WORK REQUIRED:
Extract each line of the material that follows exactly and omit its pictures.

EXTRACTED DATA:
───

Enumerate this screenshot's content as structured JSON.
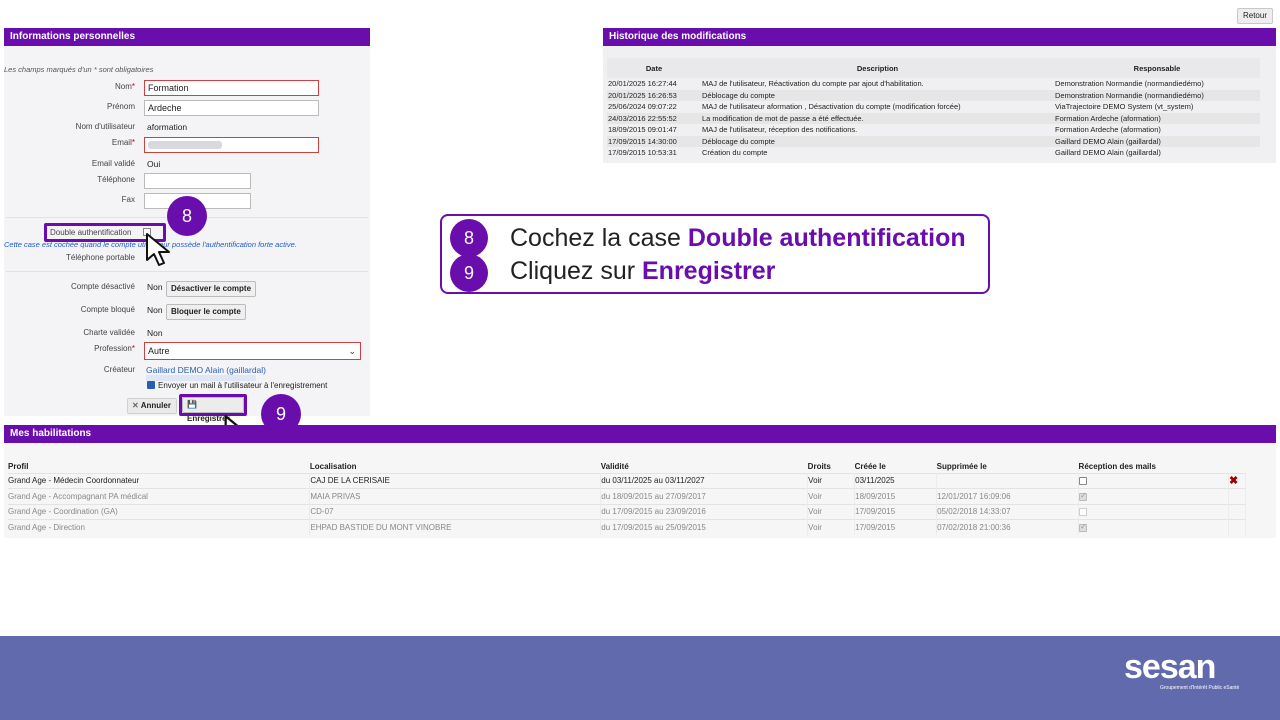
{
  "retour_label": "Retour",
  "personal": {
    "title": "Informations personnelles",
    "required_note": "Les champs marqués d'un * sont obligatoires",
    "nom_label": "Nom",
    "nom_value": "Formation",
    "prenom_label": "Prénom",
    "prenom_value": "Ardeche",
    "username_label": "Nom d'utilisateur",
    "username_value": "aformation",
    "email_label": "Email",
    "email_valide_label": "Email validé",
    "email_valide_value": "Oui",
    "telephone_label": "Téléphone",
    "fax_label": "Fax",
    "double_auth_label": "Double authentification",
    "double_auth_note": "Cette case est cochée quand le compte utilisateur possède l'authentification forte active.",
    "tel_portable_label": "Téléphone portable",
    "compte_desactive_label": "Compte désactivé",
    "compte_desactive_value": "Non",
    "desactiver_btn": "Désactiver le compte",
    "compte_bloque_label": "Compte bloqué",
    "compte_bloque_value": "Non",
    "bloquer_btn": "Bloquer le compte",
    "charte_label": "Charte validée",
    "charte_value": "Non",
    "profession_label": "Profession",
    "profession_value": "Autre",
    "createur_label": "Créateur",
    "createur_value": "Gaillard DEMO Alain (gaillardal)",
    "envoyer_mail_label": "Envoyer un mail à l'utilisateur à l'enregistrement",
    "annuler_btn": "Annuler",
    "enregistrer_btn": "Enregistrer",
    "required_star": "*"
  },
  "history": {
    "title": "Historique des modifications",
    "headers": [
      "Date",
      "Description",
      "Responsable"
    ],
    "rows": [
      [
        "20/01/2025 16:27:44",
        "MAJ de l'utilisateur, Réactivation du compte par ajout d'habilitation.",
        "Demonstration Normandie (normandiedémo)"
      ],
      [
        "20/01/2025 16:26:53",
        "Déblocage du compte",
        "Demonstration Normandie (normandiedémo)"
      ],
      [
        "25/06/2024 09:07:22",
        "MAJ de l'utilisateur aformation , Désactivation du compte (modification forcée)",
        "ViaTrajectoire DEMO System (vt_system)"
      ],
      [
        "24/03/2016 22:55:52",
        "La modification de mot de passe a été effectuée.",
        "Formation Ardeche (aformation)"
      ],
      [
        "18/09/2015 09:01:47",
        "MAJ de l'utilisateur, réception des notifications.",
        "Formation Ardeche (aformation)"
      ],
      [
        "17/09/2015 14:30:00",
        "Déblocage du compte",
        "Gaillard DEMO Alain (gaillardal)"
      ],
      [
        "17/09/2015 10:53:31",
        "Création du compte",
        "Gaillard DEMO Alain (gaillardal)"
      ]
    ]
  },
  "habilitations": {
    "title": "Mes habilitations",
    "headers": [
      "Profil",
      "Localisation",
      "Validité",
      "Droits",
      "Créée le",
      "Supprimée le",
      "Réception des mails"
    ],
    "rows": [
      {
        "profil": "Grand Age - Médecin Coordonnateur",
        "localisation": "CAJ DE LA CERISAIE",
        "validite": "du 03/11/2025 au 03/11/2027",
        "droits": "Voir",
        "creee": "03/11/2025",
        "supprimee": "",
        "mails": false,
        "active": true
      },
      {
        "profil": "Grand Age - Accompagnant PA médical",
        "localisation": "MAIA PRIVAS",
        "validite": "du 18/09/2015 au 27/09/2017",
        "droits": "Voir",
        "creee": "18/09/2015",
        "supprimee": "12/01/2017 16:09:06",
        "mails": true,
        "active": false
      },
      {
        "profil": "Grand Age - Coordination (GA)",
        "localisation": "CD-07",
        "validite": "du 17/09/2015 au 23/09/2016",
        "droits": "Voir",
        "creee": "17/09/2015",
        "supprimee": "05/02/2018 14:33:07",
        "mails": false,
        "active": false
      },
      {
        "profil": "Grand Age - Direction",
        "localisation": "EHPAD BASTIDE DU MONT VINOBRE",
        "validite": "du 17/09/2015 au 25/09/2015",
        "droits": "Voir",
        "creee": "17/09/2015",
        "supprimee": "07/02/2018 21:00:36",
        "mails": true,
        "active": false
      }
    ],
    "delete_glyph": "✖"
  },
  "callout": {
    "step8_number": "8",
    "step8_prefix": "Cochez la case ",
    "step8_bold": "Double authentification",
    "step9_number": "9",
    "step9_prefix": "Cliquez sur ",
    "step9_bold": "Enregistrer"
  },
  "footer": {
    "logo": "sesan",
    "logo_sub": "Groupement d'Intérêt Public eSanté"
  },
  "colors": {
    "accent": "#6a0dad",
    "footer": "#626aae",
    "error_border": "#d04040",
    "link": "#2a5db0"
  },
  "icons": {
    "cursor": "pointer-cursor-icon",
    "save": "floppy-disk-icon",
    "cancel": "close-icon",
    "dropdown": "chevron-down-icon",
    "delete": "delete-x-icon"
  }
}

───

EXERCISE RESPONSE:
Enumerate this screenshot's content as structured JSON.
{
  "retour_label": "Retour",
  "personal": {
    "title": "Informations personnelles",
    "required_note": "Les champs marqués d'un * sont obligatoires",
    "nom_label": "Nom",
    "nom_value": "Formation",
    "prenom_label": "Prénom",
    "prenom_value": "Ardeche",
    "username_label": "Nom d'utilisateur",
    "username_value": "aformation",
    "email_label": "Email",
    "email_valide_label": "Email validé",
    "email_valide_value": "Oui",
    "telephone_label": "Téléphone",
    "fax_label": "Fax",
    "double_auth_label": "Double authentification",
    "double_auth_note": "Cette case est cochée quand le compte utilisateur possède l'authentification forte active.",
    "tel_portable_label": "Téléphone portable",
    "compte_desactive_label": "Compte désactivé",
    "compte_desactive_value": "Non",
    "desactiver_btn": "Désactiver le compte",
    "compte_bloque_label": "Compte bloqué",
    "compte_bloque_value": "Non",
    "bloquer_btn": "Bloquer le compte",
    "charte_label": "Charte validée",
    "charte_value": "Non",
    "profession_label": "Profession",
    "profession_value": "Autre",
    "createur_label": "Créateur",
    "createur_value": "Gaillard DEMO Alain (gaillardal)",
    "envoyer_mail_label": "Envoyer un mail à l'utilisateur à l'enregistrement",
    "annuler_btn": "Annuler",
    "enregistrer_btn": "Enregistrer",
    "required_star": "*"
  },
  "history": {
    "title": "Historique des modifications",
    "headers": [
      "Date",
      "Description",
      "Responsable"
    ],
    "rows": [
      [
        "20/01/2025 16:27:44",
        "MAJ de l'utilisateur, Réactivation du compte par ajout d'habilitation.",
        "Demonstration Normandie (normandiedémo)"
      ],
      [
        "20/01/2025 16:26:53",
        "Déblocage du compte",
        "Demonstration Normandie (normandiedémo)"
      ],
      [
        "25/06/2024 09:07:22",
        "MAJ de l'utilisateur aformation , Désactivation du compte (modification forcée)",
        "ViaTrajectoire DEMO System (vt_system)"
      ],
      [
        "24/03/2016 22:55:52",
        "La modification de mot de passe a été effectuée.",
        "Formation Ardeche (aformation)"
      ],
      [
        "18/09/2015 09:01:47",
        "MAJ de l'utilisateur, réception des notifications.",
        "Formation Ardeche (aformation)"
      ],
      [
        "17/09/2015 14:30:00",
        "Déblocage du compte",
        "Gaillard DEMO Alain (gaillardal)"
      ],
      [
        "17/09/2015 10:53:31",
        "Création du compte",
        "Gaillard DEMO Alain (gaillardal)"
      ]
    ]
  },
  "habilitations": {
    "title": "Mes habilitations",
    "headers": [
      "Profil",
      "Localisation",
      "Validité",
      "Droits",
      "Créée le",
      "Supprimée le",
      "Réception des mails"
    ],
    "rows": [
      {
        "profil": "Grand Age - Médecin Coordonnateur",
        "localisation": "CAJ DE LA CERISAIE",
        "validite": "du 03/11/2025 au 03/11/2027",
        "droits": "Voir",
        "creee": "03/11/2025",
        "supprimee": "",
        "mails": false,
        "active": true
      },
      {
        "profil": "Grand Age - Accompagnant PA médical",
        "localisation": "MAIA PRIVAS",
        "validite": "du 18/09/2015 au 27/09/2017",
        "droits": "Voir",
        "creee": "18/09/2015",
        "supprimee": "12/01/2017 16:09:06",
        "mails": true,
        "active": false
      },
      {
        "profil": "Grand Age - Coordination (GA)",
        "localisation": "CD-07",
        "validite": "du 17/09/2015 au 23/09/2016",
        "droits": "Voir",
        "creee": "17/09/2015",
        "supprimee": "05/02/2018 14:33:07",
        "mails": false,
        "active": false
      },
      {
        "profil": "Grand Age - Direction",
        "localisation": "EHPAD BASTIDE DU MONT VINOBRE",
        "validite": "du 17/09/2015 au 25/09/2015",
        "droits": "Voir",
        "creee": "17/09/2015",
        "supprimee": "07/02/2018 21:00:36",
        "mails": true,
        "active": false
      }
    ],
    "delete_glyph": "✖"
  },
  "callout": {
    "step8_number": "8",
    "step8_prefix": "Cochez la case ",
    "step8_bold": "Double authentification",
    "step9_number": "9",
    "step9_prefix": "Cliquez sur ",
    "step9_bold": "Enregistrer"
  },
  "footer": {
    "logo": "sesan",
    "logo_sub": "Groupement d'Intérêt Public eSanté"
  },
  "colors": {
    "accent": "#6a0dad",
    "footer": "#626aae",
    "error_border": "#d04040",
    "link": "#2a5db0"
  },
  "icons": {
    "cursor": "pointer-cursor-icon",
    "save": "floppy-disk-icon",
    "cancel": "close-icon",
    "dropdown": "chevron-down-icon",
    "delete": "delete-x-icon"
  }
}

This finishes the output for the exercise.